Review the material line by line. Identify and copy every line that contains the string "curve".

--- START Material supplied ---

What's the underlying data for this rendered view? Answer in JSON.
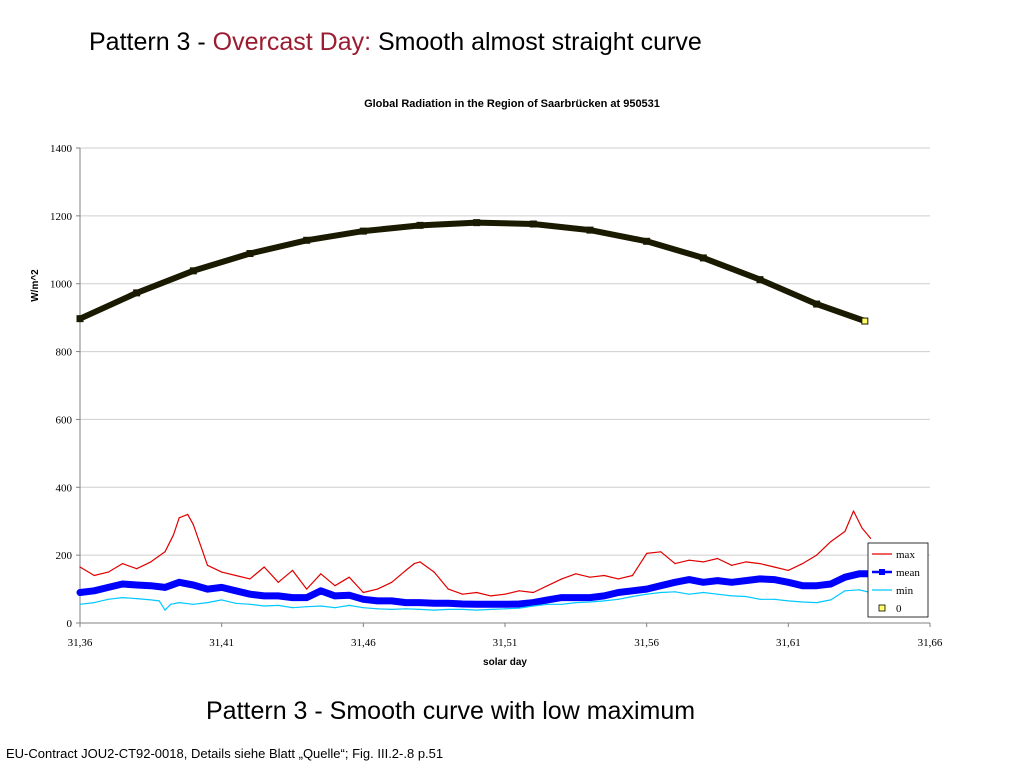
{
  "slide": {
    "title_prefix": "Pattern 3 - ",
    "title_accent": "Overcast Day:",
    "title_suffix": " Smooth almost straight curve",
    "subtitle": "Pattern 3 - Smooth curve with low maximum",
    "footer": "EU-Contract JOU2-CT92-0018, Details siehe Blatt „Quelle“; Fig. III.2-.8 p.51",
    "accent_color": "#9b1b30"
  },
  "chart_data": {
    "type": "line",
    "title": "Global Radiation in the Region of Saarbrücken at 950531",
    "xlabel": "solar day",
    "ylabel": "W/m^2",
    "xlim": [
      31.36,
      31.66
    ],
    "ylim": [
      0,
      1400
    ],
    "x_ticks": [
      "31,36",
      "31,41",
      "31,46",
      "31,51",
      "31,56",
      "31,61",
      "31,66"
    ],
    "y_ticks": [
      "0",
      "200",
      "400",
      "600",
      "800",
      "1000",
      "1200",
      "1400"
    ],
    "grid": true,
    "legend_position": "bottom-right",
    "series": [
      {
        "name": "max",
        "color": "#e00000",
        "x": [
          31.36,
          31.365,
          31.37,
          31.375,
          31.38,
          31.385,
          31.39,
          31.393,
          31.395,
          31.398,
          31.4,
          31.405,
          31.41,
          31.415,
          31.42,
          31.425,
          31.43,
          31.435,
          31.44,
          31.445,
          31.45,
          31.455,
          31.46,
          31.465,
          31.47,
          31.475,
          31.478,
          31.48,
          31.485,
          31.49,
          31.495,
          31.5,
          31.505,
          31.51,
          31.515,
          31.52,
          31.525,
          31.53,
          31.535,
          31.54,
          31.545,
          31.55,
          31.555,
          31.56,
          31.565,
          31.57,
          31.575,
          31.58,
          31.585,
          31.59,
          31.595,
          31.6,
          31.605,
          31.61,
          31.615,
          31.62,
          31.625,
          31.63,
          31.633,
          31.636,
          31.639
        ],
        "values": [
          165,
          140,
          150,
          175,
          160,
          180,
          210,
          260,
          310,
          320,
          290,
          170,
          150,
          140,
          130,
          165,
          120,
          155,
          100,
          145,
          110,
          135,
          90,
          100,
          120,
          155,
          175,
          180,
          150,
          100,
          85,
          90,
          80,
          85,
          95,
          90,
          110,
          130,
          145,
          135,
          140,
          130,
          140,
          205,
          210,
          175,
          185,
          180,
          190,
          170,
          180,
          175,
          165,
          155,
          175,
          200,
          240,
          270,
          330,
          280,
          250
        ]
      },
      {
        "name": "mean",
        "color": "#0000ff",
        "x": [
          31.36,
          31.365,
          31.37,
          31.375,
          31.38,
          31.385,
          31.39,
          31.395,
          31.4,
          31.405,
          31.41,
          31.415,
          31.42,
          31.425,
          31.43,
          31.435,
          31.44,
          31.445,
          31.45,
          31.455,
          31.46,
          31.465,
          31.47,
          31.475,
          31.48,
          31.485,
          31.49,
          31.495,
          31.5,
          31.505,
          31.51,
          31.515,
          31.52,
          31.525,
          31.53,
          31.535,
          31.54,
          31.545,
          31.55,
          31.555,
          31.56,
          31.565,
          31.57,
          31.575,
          31.58,
          31.585,
          31.59,
          31.595,
          31.6,
          31.605,
          31.61,
          31.615,
          31.62,
          31.625,
          31.63,
          31.635,
          31.639
        ],
        "values": [
          90,
          95,
          105,
          115,
          112,
          110,
          105,
          120,
          112,
          100,
          105,
          95,
          85,
          80,
          80,
          75,
          75,
          95,
          80,
          82,
          70,
          65,
          65,
          60,
          60,
          58,
          58,
          56,
          55,
          55,
          55,
          56,
          60,
          68,
          75,
          75,
          75,
          80,
          90,
          95,
          100,
          110,
          120,
          128,
          120,
          125,
          120,
          125,
          130,
          128,
          120,
          110,
          110,
          115,
          135,
          145,
          145
        ]
      },
      {
        "name": "min",
        "color": "#00c8ff",
        "x": [
          31.36,
          31.365,
          31.37,
          31.375,
          31.38,
          31.385,
          31.388,
          31.39,
          31.392,
          31.395,
          31.4,
          31.405,
          31.41,
          31.415,
          31.42,
          31.425,
          31.43,
          31.435,
          31.44,
          31.445,
          31.45,
          31.455,
          31.46,
          31.465,
          31.47,
          31.475,
          31.48,
          31.485,
          31.49,
          31.495,
          31.5,
          31.505,
          31.51,
          31.515,
          31.52,
          31.525,
          31.53,
          31.535,
          31.54,
          31.545,
          31.55,
          31.555,
          31.56,
          31.565,
          31.57,
          31.575,
          31.58,
          31.585,
          31.59,
          31.595,
          31.6,
          31.605,
          31.61,
          31.615,
          31.62,
          31.625,
          31.63,
          31.635,
          31.639
        ],
        "values": [
          55,
          60,
          70,
          75,
          72,
          68,
          65,
          38,
          55,
          60,
          55,
          60,
          68,
          58,
          55,
          50,
          52,
          45,
          48,
          50,
          45,
          52,
          45,
          42,
          40,
          42,
          40,
          38,
          40,
          40,
          38,
          40,
          42,
          44,
          50,
          55,
          55,
          60,
          62,
          65,
          70,
          78,
          85,
          90,
          92,
          85,
          90,
          85,
          80,
          78,
          70,
          70,
          65,
          62,
          60,
          68,
          95,
          98,
          90
        ]
      },
      {
        "name": "0",
        "color": "#1a1a00",
        "marker_fill": "#ffff66",
        "x": [
          31.36,
          31.38,
          31.4,
          31.42,
          31.44,
          31.46,
          31.48,
          31.5,
          31.52,
          31.54,
          31.56,
          31.58,
          31.6,
          31.62,
          31.637
        ],
        "values": [
          897,
          973,
          1038,
          1089,
          1128,
          1155,
          1172,
          1180,
          1176,
          1158,
          1125,
          1076,
          1012,
          940,
          890
        ]
      }
    ]
  }
}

--- END Material supplied ---

## Expected output
    "title_suffix": " Smooth almost straight curve",
    "subtitle": "Pattern 3 - Smooth curve with low maximum",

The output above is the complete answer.